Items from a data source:
◇ ◇ ◇ ◇ ◇

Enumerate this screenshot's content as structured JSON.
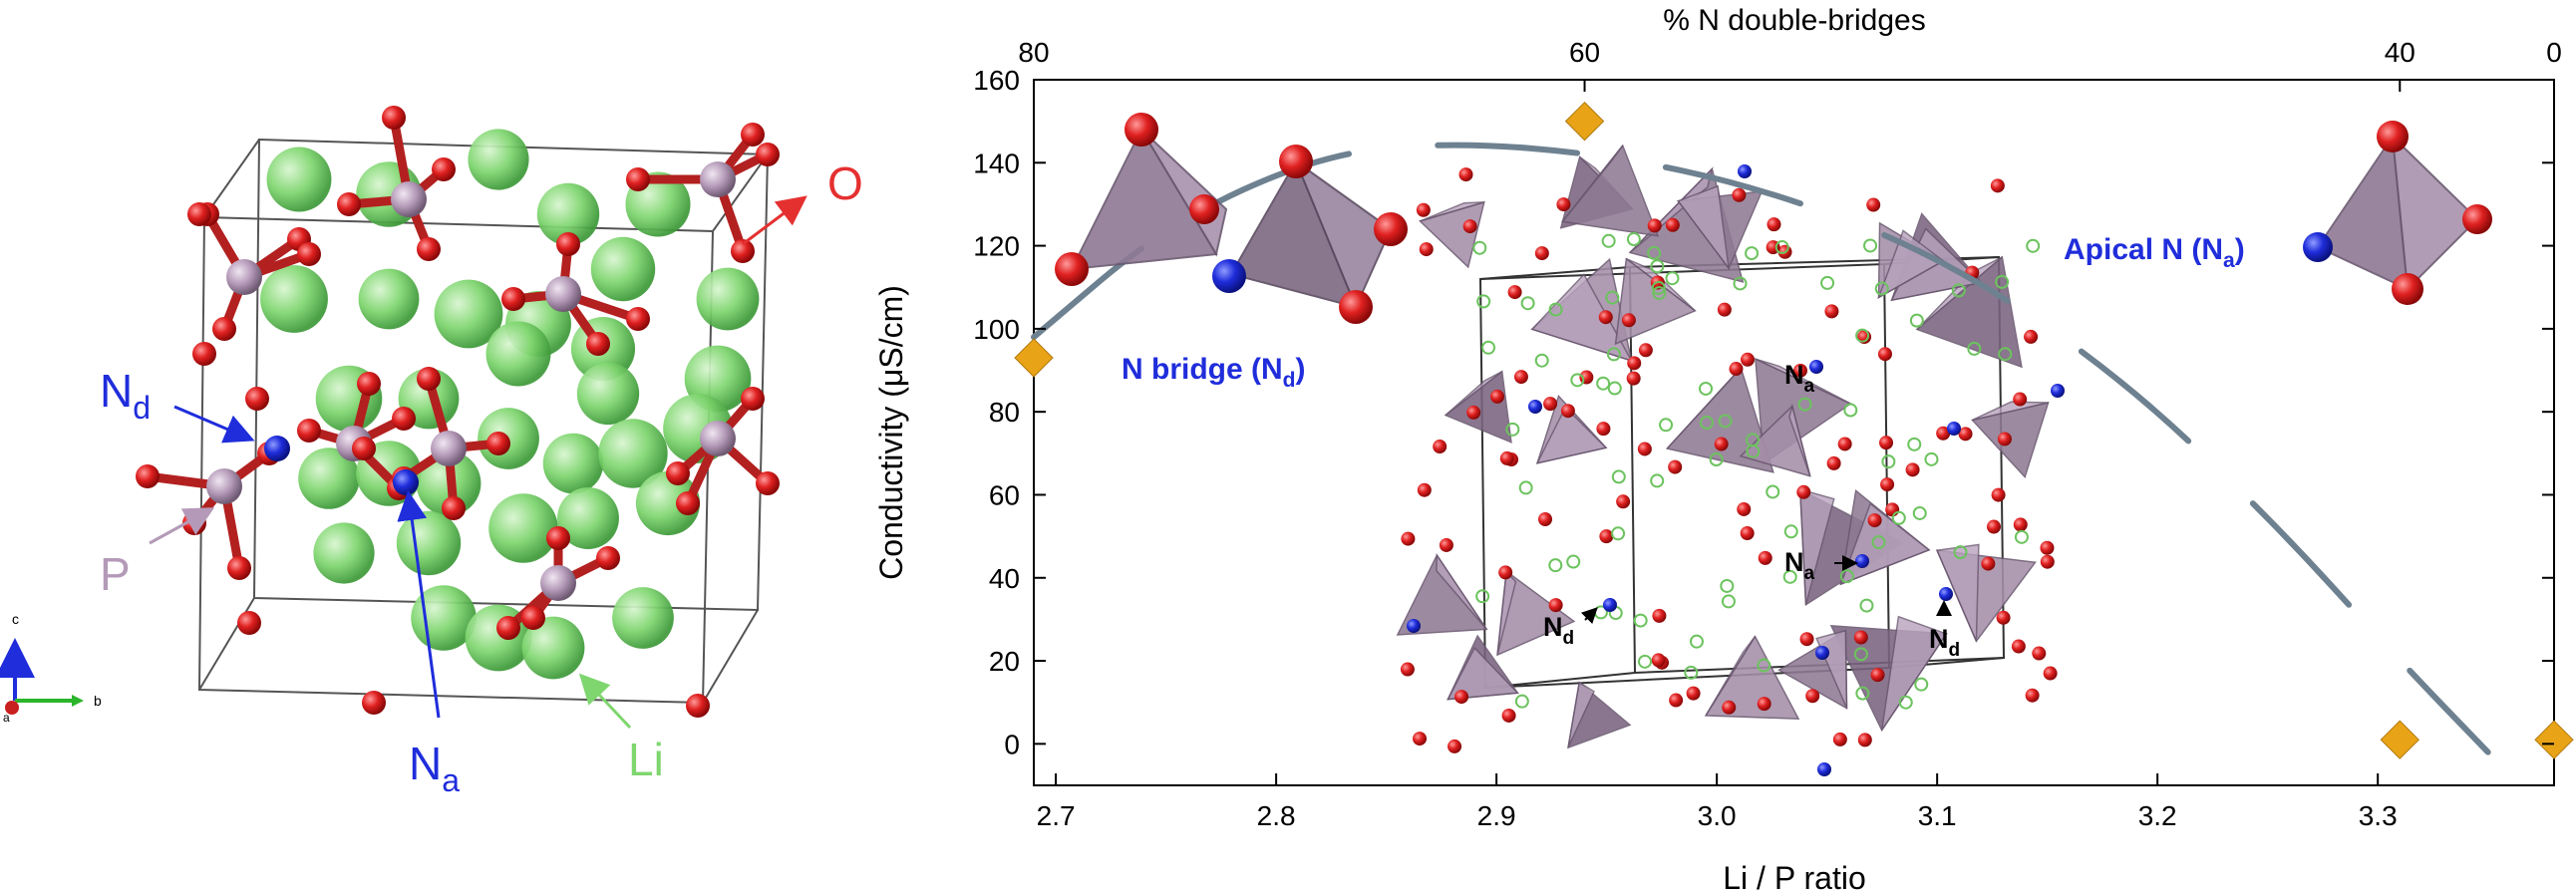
{
  "left_panel": {
    "labels": {
      "nd_main": "N",
      "nd_sub": "d",
      "na_main": "N",
      "na_sub": "a",
      "p": "P",
      "o": "O",
      "li": "Li"
    },
    "axes_triad": {
      "c": "c",
      "b": "b",
      "a": "a"
    },
    "colors": {
      "li": "#7fd66f",
      "o": "#d41e1e",
      "p": "#b49ab8",
      "n": "#1f2ddb",
      "cell": "#555555"
    }
  },
  "chart_data": {
    "type": "scatter",
    "xlabel": "Li / P ratio",
    "ylabel": "Conductivity (μS/cm)",
    "top_axis_label": "% N double-bridges",
    "xlim": [
      2.69,
      3.38
    ],
    "ylim": [
      -10,
      160
    ],
    "x_ticks": [
      2.7,
      2.8,
      2.9,
      3.0,
      3.1,
      3.2,
      3.3
    ],
    "x_tick_labels": [
      "2.7",
      "2.8",
      "2.9",
      "3.0",
      "3.1",
      "3.2",
      "3.3"
    ],
    "y_ticks": [
      0,
      20,
      40,
      60,
      80,
      100,
      120,
      140,
      160
    ],
    "y_tick_labels": [
      "0",
      "20",
      "40",
      "60",
      "80",
      "100",
      "120",
      "140",
      "160"
    ],
    "top_ticks": [
      {
        "li_p": 2.69,
        "label": "80"
      },
      {
        "li_p": 2.94,
        "label": "60"
      },
      {
        "li_p": 3.31,
        "label": "40"
      },
      {
        "li_p": 3.38,
        "label": "0"
      }
    ],
    "series": [
      {
        "marker": "diamond",
        "color": "#e8a317",
        "points": [
          {
            "x": 2.69,
            "y": 93
          },
          {
            "x": 2.94,
            "y": 150
          },
          {
            "x": 3.31,
            "y": 1
          },
          {
            "x": 3.38,
            "y": 1
          }
        ]
      }
    ],
    "trend_curve": {
      "style": "dashed",
      "color": "#6e8190",
      "points": [
        [
          2.69,
          98
        ],
        [
          2.75,
          125
        ],
        [
          2.82,
          142
        ],
        [
          2.88,
          145
        ],
        [
          2.95,
          142
        ],
        [
          3.02,
          134
        ],
        [
          3.1,
          118
        ],
        [
          3.18,
          90
        ],
        [
          3.25,
          55
        ],
        [
          3.31,
          20
        ],
        [
          3.35,
          -2
        ]
      ]
    },
    "annotations": {
      "nd_bridge": "N bridge (N",
      "nd_bridge_sub": "d",
      "nd_bridge_close": ")",
      "apical": "Apical N (N",
      "apical_sub": "a",
      "apical_close": ")",
      "cell_na_1": "N",
      "cell_na_1_sub": "a",
      "cell_na_2": "N",
      "cell_na_2_sub": "a",
      "cell_nd_1": "N",
      "cell_nd_1_sub": "d",
      "cell_nd_2": "N",
      "cell_nd_2_sub": "d"
    }
  }
}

◇ ◇ ◇ ◇ ◇

The problem: Exactly reproduce the entries above, minus the pictures.

Response:
Enumerate this screenshot's content as structured JSON.
{
  "left_panel": {
    "labels": {
      "nd_main": "N",
      "nd_sub": "d",
      "na_main": "N",
      "na_sub": "a",
      "p": "P",
      "o": "O",
      "li": "Li"
    },
    "axes_triad": {
      "c": "c",
      "b": "b",
      "a": "a"
    },
    "colors": {
      "li": "#7fd66f",
      "o": "#d41e1e",
      "p": "#b49ab8",
      "n": "#1f2ddb",
      "cell": "#555555"
    }
  },
  "chart_data": {
    "type": "scatter",
    "xlabel": "Li / P ratio",
    "ylabel": "Conductivity (μS/cm)",
    "top_axis_label": "% N double-bridges",
    "xlim": [
      2.69,
      3.38
    ],
    "ylim": [
      -10,
      160
    ],
    "x_ticks": [
      2.7,
      2.8,
      2.9,
      3.0,
      3.1,
      3.2,
      3.3
    ],
    "x_tick_labels": [
      "2.7",
      "2.8",
      "2.9",
      "3.0",
      "3.1",
      "3.2",
      "3.3"
    ],
    "y_ticks": [
      0,
      20,
      40,
      60,
      80,
      100,
      120,
      140,
      160
    ],
    "y_tick_labels": [
      "0",
      "20",
      "40",
      "60",
      "80",
      "100",
      "120",
      "140",
      "160"
    ],
    "top_ticks": [
      {
        "li_p": 2.69,
        "label": "80"
      },
      {
        "li_p": 2.94,
        "label": "60"
      },
      {
        "li_p": 3.31,
        "label": "40"
      },
      {
        "li_p": 3.38,
        "label": "0"
      }
    ],
    "series": [
      {
        "marker": "diamond",
        "color": "#e8a317",
        "points": [
          {
            "x": 2.69,
            "y": 93
          },
          {
            "x": 2.94,
            "y": 150
          },
          {
            "x": 3.31,
            "y": 1
          },
          {
            "x": 3.38,
            "y": 1
          }
        ]
      }
    ],
    "trend_curve": {
      "style": "dashed",
      "color": "#6e8190",
      "points": [
        [
          2.69,
          98
        ],
        [
          2.75,
          125
        ],
        [
          2.82,
          142
        ],
        [
          2.88,
          145
        ],
        [
          2.95,
          142
        ],
        [
          3.02,
          134
        ],
        [
          3.1,
          118
        ],
        [
          3.18,
          90
        ],
        [
          3.25,
          55
        ],
        [
          3.31,
          20
        ],
        [
          3.35,
          -2
        ]
      ]
    },
    "annotations": {
      "nd_bridge": "N bridge (N",
      "nd_bridge_sub": "d",
      "nd_bridge_close": ")",
      "apical": "Apical N (N",
      "apical_sub": "a",
      "apical_close": ")",
      "cell_na_1": "N",
      "cell_na_1_sub": "a",
      "cell_na_2": "N",
      "cell_na_2_sub": "a",
      "cell_nd_1": "N",
      "cell_nd_1_sub": "d",
      "cell_nd_2": "N",
      "cell_nd_2_sub": "d"
    }
  }
}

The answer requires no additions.